> _TEXT UNDER STUDY_
Monday, December 25, 2006
Poll #10 Results
It is impossible to not effect world change, you didn't ask if the change was the one we wanted. Everyone who reads this forum/blog is effected by it, some in direct negative reaction.
In 1940 I listened on my grandmother's short wave floor model radio in Chicago as DA BEARS won the US football championship 73 to 0 while playing in Washington. The stadium there became as close that day as Chicago's Wrigley Field, just a few miles away.
In 1954 Bill Zolz entered my science class and produced from his pocket a small plastic box he said was a radio. We turned it on and between static and screeches listened for a while to some talk from far away. Then we removed its back and passed it around the room. All wondered at the little thing I explained was a transistor. The world seemed a transistor's size that day.
In 1960 France was giving up on Algerian colonization but its generals revolted, telling their troops and fight to maintain what was. They didn't follow those orders, for transistor radios had let them know that Paris had something else in mind. Paris became a lot closer to Algiers that day.
A few years later I finished building our first color television and our daughters in the US could see Africa through the camera eyes of people who were there doing what people do. That was something my 1930's childhood did not allow. My kids looked beyond their father that day.
In 1987 we tripped from Mexico to visit my mother in the United States and showed her a photo of my wife riding a burro. She reached in a drawer and produced one of herself on an elephant in India. Our burro became a lot smaller that day and my mother a lot larger.

> _EXERCISE DATA_

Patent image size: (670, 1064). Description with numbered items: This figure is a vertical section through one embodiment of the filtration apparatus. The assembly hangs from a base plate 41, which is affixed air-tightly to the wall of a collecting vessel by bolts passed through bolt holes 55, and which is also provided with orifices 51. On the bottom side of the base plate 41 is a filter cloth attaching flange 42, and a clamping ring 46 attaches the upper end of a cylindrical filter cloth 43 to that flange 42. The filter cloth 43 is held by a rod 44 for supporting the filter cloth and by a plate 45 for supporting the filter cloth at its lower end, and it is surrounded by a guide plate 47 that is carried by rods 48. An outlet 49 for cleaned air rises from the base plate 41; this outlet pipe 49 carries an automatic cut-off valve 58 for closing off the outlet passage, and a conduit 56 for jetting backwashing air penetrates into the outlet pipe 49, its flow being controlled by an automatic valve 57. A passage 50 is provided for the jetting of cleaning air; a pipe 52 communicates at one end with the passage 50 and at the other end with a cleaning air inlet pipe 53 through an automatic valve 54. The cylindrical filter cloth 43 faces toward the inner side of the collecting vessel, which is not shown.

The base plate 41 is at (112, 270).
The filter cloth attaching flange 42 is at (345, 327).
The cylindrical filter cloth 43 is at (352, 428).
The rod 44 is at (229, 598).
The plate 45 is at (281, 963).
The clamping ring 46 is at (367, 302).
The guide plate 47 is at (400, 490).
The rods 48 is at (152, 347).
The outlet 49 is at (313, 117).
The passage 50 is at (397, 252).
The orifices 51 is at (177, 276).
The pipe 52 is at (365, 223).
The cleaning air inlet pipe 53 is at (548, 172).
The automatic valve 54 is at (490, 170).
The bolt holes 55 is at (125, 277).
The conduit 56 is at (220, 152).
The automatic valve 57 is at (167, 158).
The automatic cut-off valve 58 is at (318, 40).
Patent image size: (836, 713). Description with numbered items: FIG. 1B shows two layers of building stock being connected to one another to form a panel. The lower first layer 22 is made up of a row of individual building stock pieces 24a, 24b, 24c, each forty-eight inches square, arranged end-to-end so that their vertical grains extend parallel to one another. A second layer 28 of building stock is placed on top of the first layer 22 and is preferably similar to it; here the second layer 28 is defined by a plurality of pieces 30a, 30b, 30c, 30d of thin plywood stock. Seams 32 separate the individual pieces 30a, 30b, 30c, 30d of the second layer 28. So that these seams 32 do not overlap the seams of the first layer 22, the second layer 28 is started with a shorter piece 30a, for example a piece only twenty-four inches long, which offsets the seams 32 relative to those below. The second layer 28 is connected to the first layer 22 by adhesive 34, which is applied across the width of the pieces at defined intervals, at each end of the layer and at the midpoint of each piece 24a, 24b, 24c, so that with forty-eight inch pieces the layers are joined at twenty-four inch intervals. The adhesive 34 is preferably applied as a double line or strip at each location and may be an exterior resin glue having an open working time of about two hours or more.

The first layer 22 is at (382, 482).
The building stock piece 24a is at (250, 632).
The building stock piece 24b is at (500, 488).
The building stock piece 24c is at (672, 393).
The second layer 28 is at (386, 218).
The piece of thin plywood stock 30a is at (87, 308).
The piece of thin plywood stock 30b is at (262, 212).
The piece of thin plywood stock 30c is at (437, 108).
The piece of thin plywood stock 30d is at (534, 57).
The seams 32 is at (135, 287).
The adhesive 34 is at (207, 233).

> _CHECK YOUR UNDERSTANDING_
A: According to the blog post, who brought a small plastic box radio into the science class in 1954?
B: Copy the blog post word for word, starting with "In 1987 we tripped" and going on through "a lot larger.".
The entries are separate material, apart from the blog post.

> _SOLUTIONS TO THE TASKS_
A: Bill Zolz

B:
In 1987 we tripped from Mexico to visit my mother in the United States and showed her a photo of my wife riding a burro. She reached in a drawer and produced one of herself on an elephant in India. Our burro became a lot smaller that day and my mother a lot larger.